## BEGIN GIVEN INFORMATION

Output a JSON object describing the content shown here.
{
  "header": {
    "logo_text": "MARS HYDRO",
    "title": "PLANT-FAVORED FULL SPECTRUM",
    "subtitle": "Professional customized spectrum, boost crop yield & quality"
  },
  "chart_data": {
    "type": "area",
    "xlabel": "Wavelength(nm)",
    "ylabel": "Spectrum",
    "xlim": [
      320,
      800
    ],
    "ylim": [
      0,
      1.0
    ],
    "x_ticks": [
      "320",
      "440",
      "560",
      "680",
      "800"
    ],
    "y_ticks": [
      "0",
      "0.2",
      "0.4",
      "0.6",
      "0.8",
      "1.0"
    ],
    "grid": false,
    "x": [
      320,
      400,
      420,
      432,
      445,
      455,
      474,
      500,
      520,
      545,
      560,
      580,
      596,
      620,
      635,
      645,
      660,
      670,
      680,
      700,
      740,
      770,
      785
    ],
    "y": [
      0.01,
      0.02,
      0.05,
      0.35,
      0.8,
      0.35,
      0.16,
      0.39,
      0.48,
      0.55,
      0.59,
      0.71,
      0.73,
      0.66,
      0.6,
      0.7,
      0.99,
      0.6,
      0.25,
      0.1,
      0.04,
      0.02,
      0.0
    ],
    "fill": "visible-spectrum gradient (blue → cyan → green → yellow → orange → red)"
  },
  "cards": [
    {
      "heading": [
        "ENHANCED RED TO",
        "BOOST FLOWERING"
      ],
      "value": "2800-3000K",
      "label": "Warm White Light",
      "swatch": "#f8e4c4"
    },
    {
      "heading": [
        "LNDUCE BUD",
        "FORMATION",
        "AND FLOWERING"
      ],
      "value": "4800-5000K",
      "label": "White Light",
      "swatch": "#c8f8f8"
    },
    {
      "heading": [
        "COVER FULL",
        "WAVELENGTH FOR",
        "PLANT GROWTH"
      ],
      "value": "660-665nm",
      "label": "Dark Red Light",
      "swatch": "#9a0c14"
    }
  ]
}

## END GIVEN INFORMATION
## BEGIN GIVEN INFORMATION

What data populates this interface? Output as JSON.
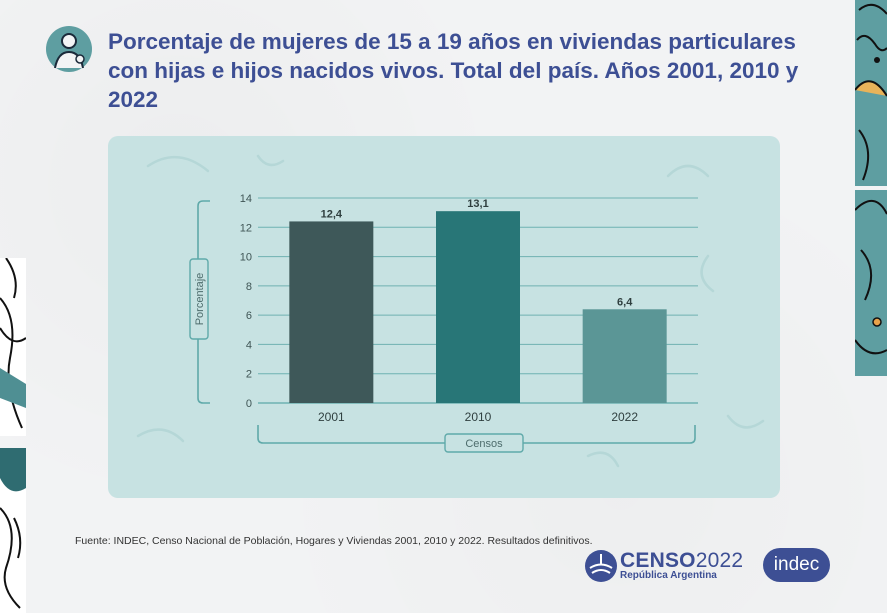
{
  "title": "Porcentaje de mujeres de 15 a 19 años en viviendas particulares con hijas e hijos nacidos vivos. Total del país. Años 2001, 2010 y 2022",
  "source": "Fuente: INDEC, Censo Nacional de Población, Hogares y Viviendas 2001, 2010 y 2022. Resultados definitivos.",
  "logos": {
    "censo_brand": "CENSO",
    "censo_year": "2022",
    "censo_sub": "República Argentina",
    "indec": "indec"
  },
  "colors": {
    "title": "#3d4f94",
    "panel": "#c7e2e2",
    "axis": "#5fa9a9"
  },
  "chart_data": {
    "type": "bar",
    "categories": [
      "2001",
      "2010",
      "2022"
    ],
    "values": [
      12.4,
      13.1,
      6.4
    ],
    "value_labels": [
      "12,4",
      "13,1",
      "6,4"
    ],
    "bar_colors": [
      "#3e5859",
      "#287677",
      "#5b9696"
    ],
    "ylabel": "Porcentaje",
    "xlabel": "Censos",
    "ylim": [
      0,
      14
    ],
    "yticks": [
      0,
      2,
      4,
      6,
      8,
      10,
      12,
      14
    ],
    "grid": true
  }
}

## END GIVEN INFORMATION

» PROBLEM DETAILS
Provide the number of lines in these entries that hold the word "Porcentaje", without any accompanying text.

» THE SOLUTION
2